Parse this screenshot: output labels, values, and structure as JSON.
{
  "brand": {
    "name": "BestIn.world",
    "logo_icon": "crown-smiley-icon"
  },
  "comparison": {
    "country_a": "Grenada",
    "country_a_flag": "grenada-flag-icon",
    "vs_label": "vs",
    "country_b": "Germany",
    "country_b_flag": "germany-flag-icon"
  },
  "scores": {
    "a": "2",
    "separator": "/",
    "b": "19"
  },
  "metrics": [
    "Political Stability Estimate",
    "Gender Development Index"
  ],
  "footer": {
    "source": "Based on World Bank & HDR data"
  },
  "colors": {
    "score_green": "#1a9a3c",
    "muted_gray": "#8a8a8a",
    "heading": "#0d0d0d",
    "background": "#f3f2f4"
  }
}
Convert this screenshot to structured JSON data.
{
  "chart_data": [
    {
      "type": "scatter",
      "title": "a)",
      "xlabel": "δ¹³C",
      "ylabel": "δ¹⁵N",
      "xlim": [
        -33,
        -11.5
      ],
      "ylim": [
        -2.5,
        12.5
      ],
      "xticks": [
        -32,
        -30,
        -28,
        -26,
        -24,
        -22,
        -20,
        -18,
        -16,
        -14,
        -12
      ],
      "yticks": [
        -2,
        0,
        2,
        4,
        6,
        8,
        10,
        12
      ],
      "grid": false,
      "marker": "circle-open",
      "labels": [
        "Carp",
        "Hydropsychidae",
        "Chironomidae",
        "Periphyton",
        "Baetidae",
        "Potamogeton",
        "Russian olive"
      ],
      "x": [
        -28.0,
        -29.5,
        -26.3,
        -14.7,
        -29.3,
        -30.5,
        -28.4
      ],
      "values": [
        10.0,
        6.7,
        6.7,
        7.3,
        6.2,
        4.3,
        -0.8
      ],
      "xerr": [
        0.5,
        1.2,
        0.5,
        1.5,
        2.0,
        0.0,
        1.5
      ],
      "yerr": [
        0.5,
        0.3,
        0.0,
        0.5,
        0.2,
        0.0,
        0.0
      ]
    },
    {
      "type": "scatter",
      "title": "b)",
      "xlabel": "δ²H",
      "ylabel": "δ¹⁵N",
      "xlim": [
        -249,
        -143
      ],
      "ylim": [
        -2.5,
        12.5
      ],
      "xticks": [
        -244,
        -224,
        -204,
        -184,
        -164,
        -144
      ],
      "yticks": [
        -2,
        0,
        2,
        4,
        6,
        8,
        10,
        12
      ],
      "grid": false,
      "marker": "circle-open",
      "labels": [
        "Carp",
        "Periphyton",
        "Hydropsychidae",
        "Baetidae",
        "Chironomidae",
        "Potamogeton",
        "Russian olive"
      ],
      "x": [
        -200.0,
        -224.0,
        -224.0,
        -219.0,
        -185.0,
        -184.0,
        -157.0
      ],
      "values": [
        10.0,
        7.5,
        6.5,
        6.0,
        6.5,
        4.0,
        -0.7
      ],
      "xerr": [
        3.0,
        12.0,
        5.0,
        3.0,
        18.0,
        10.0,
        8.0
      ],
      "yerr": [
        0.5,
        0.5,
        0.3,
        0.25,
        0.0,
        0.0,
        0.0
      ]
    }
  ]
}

____________

Recopy the whole listing exactly.

» Response to this task:
Parse this screenshot: output labels, values, and structure as JSON.
{
  "brand": {
    "name": "BestIn.world",
    "logo_icon": "crown-smiley-icon"
  },
  "comparison": {
    "country_a": "Grenada",
    "country_a_flag": "grenada-flag-icon",
    "vs_label": "vs",
    "country_b": "Germany",
    "country_b_flag": "germany-flag-icon"
  },
  "scores": {
    "a": "2",
    "separator": "/",
    "b": "19"
  },
  "metrics": [
    "Political Stability Estimate",
    "Gender Development Index"
  ],
  "footer": {
    "source": "Based on World Bank & HDR data"
  },
  "colors": {
    "score_green": "#1a9a3c",
    "muted_gray": "#8a8a8a",
    "heading": "#0d0d0d",
    "background": "#f3f2f4"
  }
}
Convert this screenshot to structured JSON data.
{
  "chart_data": [
    {
      "type": "scatter",
      "title": "a)",
      "xlabel": "δ¹³C",
      "ylabel": "δ¹⁵N",
      "xlim": [
        -33,
        -11.5
      ],
      "ylim": [
        -2.5,
        12.5
      ],
      "xticks": [
        -32,
        -30,
        -28,
        -26,
        -24,
        -22,
        -20,
        -18,
        -16,
        -14,
        -12
      ],
      "yticks": [
        -2,
        0,
        2,
        4,
        6,
        8,
        10,
        12
      ],
      "grid": false,
      "marker": "circle-open",
      "labels": [
        "Carp",
        "Hydropsychidae",
        "Chironomidae",
        "Periphyton",
        "Baetidae",
        "Potamogeton",
        "Russian olive"
      ],
      "x": [
        -28.0,
        -29.5,
        -26.3,
        -14.7,
        -29.3,
        -30.5,
        -28.4
      ],
      "values": [
        10.0,
        6.7,
        6.7,
        7.3,
        6.2,
        4.3,
        -0.8
      ],
      "xerr": [
        0.5,
        1.2,
        0.5,
        1.5,
        2.0,
        0.0,
        1.5
      ],
      "yerr": [
        0.5,
        0.3,
        0.0,
        0.5,
        0.2,
        0.0,
        0.0
      ]
    },
    {
      "type": "scatter",
      "title": "b)",
      "xlabel": "δ²H",
      "ylabel": "δ¹⁵N",
      "xlim": [
        -249,
        -143
      ],
      "ylim": [
        -2.5,
        12.5
      ],
      "xticks": [
        -244,
        -224,
        -204,
        -184,
        -164,
        -144
      ],
      "yticks": [
        -2,
        0,
        2,
        4,
        6,
        8,
        10,
        12
      ],
      "grid": false,
      "marker": "circle-open",
      "labels": [
        "Carp",
        "Periphyton",
        "Hydropsychidae",
        "Baetidae",
        "Chironomidae",
        "Potamogeton",
        "Russian olive"
      ],
      "x": [
        -200.0,
        -224.0,
        -224.0,
        -219.0,
        -185.0,
        -184.0,
        -157.0
      ],
      "values": [
        10.0,
        7.5,
        6.5,
        6.0,
        6.5,
        4.0,
        -0.7
      ],
      "xerr": [
        3.0,
        12.0,
        5.0,
        3.0,
        18.0,
        10.0,
        8.0
      ],
      "yerr": [
        0.5,
        0.5,
        0.3,
        0.25,
        0.0,
        0.0,
        0.0
      ]
    }
  ]
}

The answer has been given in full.